▶ GIVEN EXERCISE: Repeat each line of the material below exactly as it appears, minus any pictures.

(Extracted records)
+ + + +
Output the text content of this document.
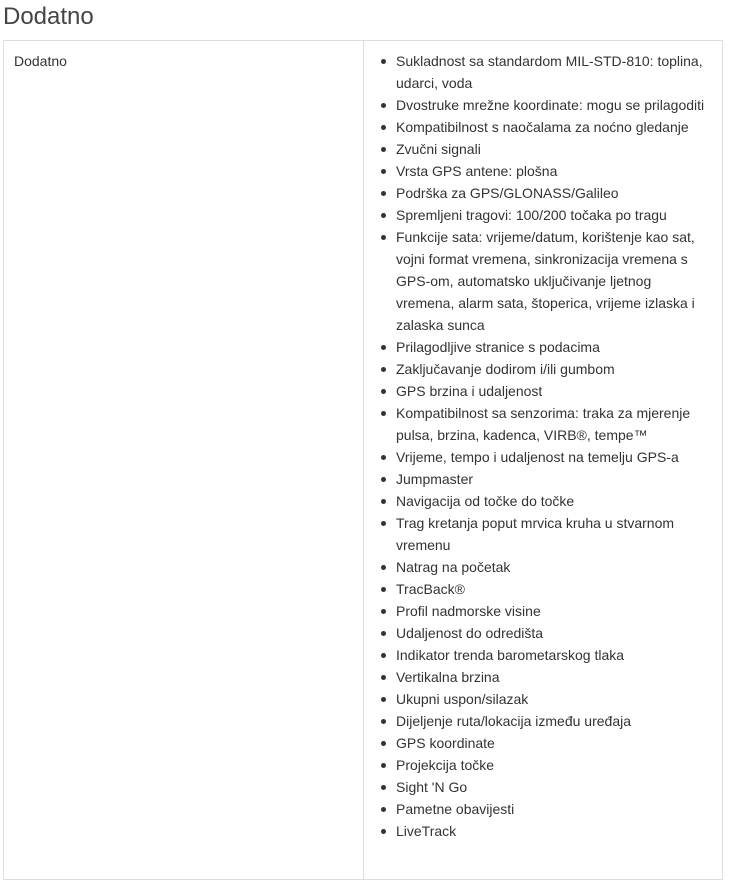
Dodatno
Dodatno	Sukladnost sa standardom MIL-STD-810: toplina, udarci, voda
Dvostruke mrežne koordinate: mogu se prilagoditi
Kompatibilnost s naočalama za noćno gledanje
Zvučni signali
Vrsta GPS antene: plošna
Podrška za GPS/GLONASS/Galileo
Spremljeni tragovi: 100/200 točaka po tragu
Funkcije sata: vrijeme/datum, korištenje kao sat, vojni format vremena, sinkronizacija vremena s GPS-om, automatsko uključivanje ljetnog vremena, alarm sata, štoperica, vrijeme izlaska i zalaska sunca
Prilagodljive stranice s podacima
Zaključavanje dodirom i/ili gumbom
GPS brzina i udaljenost
Kompatibilnost sa senzorima: traka za mjerenje pulsa, brzina, kadenca, VIRB®, tempe™
Vrijeme, tempo i udaljenost na temelju GPS-a
Jumpmaster
Navigacija od točke do točke
Trag kretanja poput mrvica kruha u stvarnom vremenu
Natrag na početak
TracBack®
Profil nadmorske visine
Udaljenost do odredišta
Indikator trenda barometarskog tlaka
Vertikalna brzina
Ukupni uspon/silazak
Dijeljenje ruta/lokacija između uređaja
GPS koordinate
Projekcija točke
Sight 'N Go
Pametne obavijesti
LiveTrack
+ + + +
▶ RESPONSE TO THE TASK:
Output the text content of this document.
Dodatno
Dodatno	Sukladnost sa standardom MIL-STD-810: toplina, udarci, voda
Dvostruke mrežne koordinate: mogu se prilagoditi
Kompatibilnost s naočalama za noćno gledanje
Zvučni signali
Vrsta GPS antene: plošna
Podrška za GPS/GLONASS/Galileo
Spremljeni tragovi: 100/200 točaka po tragu
Funkcije sata: vrijeme/datum, korištenje kao sat, vojni format vremena, sinkronizacija vremena s GPS-om, automatsko uključivanje ljetnog vremena, alarm sata, štoperica, vrijeme izlaska i zalaska sunca
Prilagodljive stranice s podacima
Zaključavanje dodirom i/ili gumbom
GPS brzina i udaljenost
Kompatibilnost sa senzorima: traka za mjerenje pulsa, brzina, kadenca, VIRB®, tempe™
Vrijeme, tempo i udaljenost na temelju GPS-a
Jumpmaster
Navigacija od točke do točke
Trag kretanja poput mrvica kruha u stvarnom vremenu
Natrag na početak
TracBack®
Profil nadmorske visine
Udaljenost do odredišta
Indikator trenda barometarskog tlaka
Vertikalna brzina
Ukupni uspon/silazak
Dijeljenje ruta/lokacija između uređaja
GPS koordinate
Projekcija točke
Sight 'N Go
Pametne obavijesti
LiveTrack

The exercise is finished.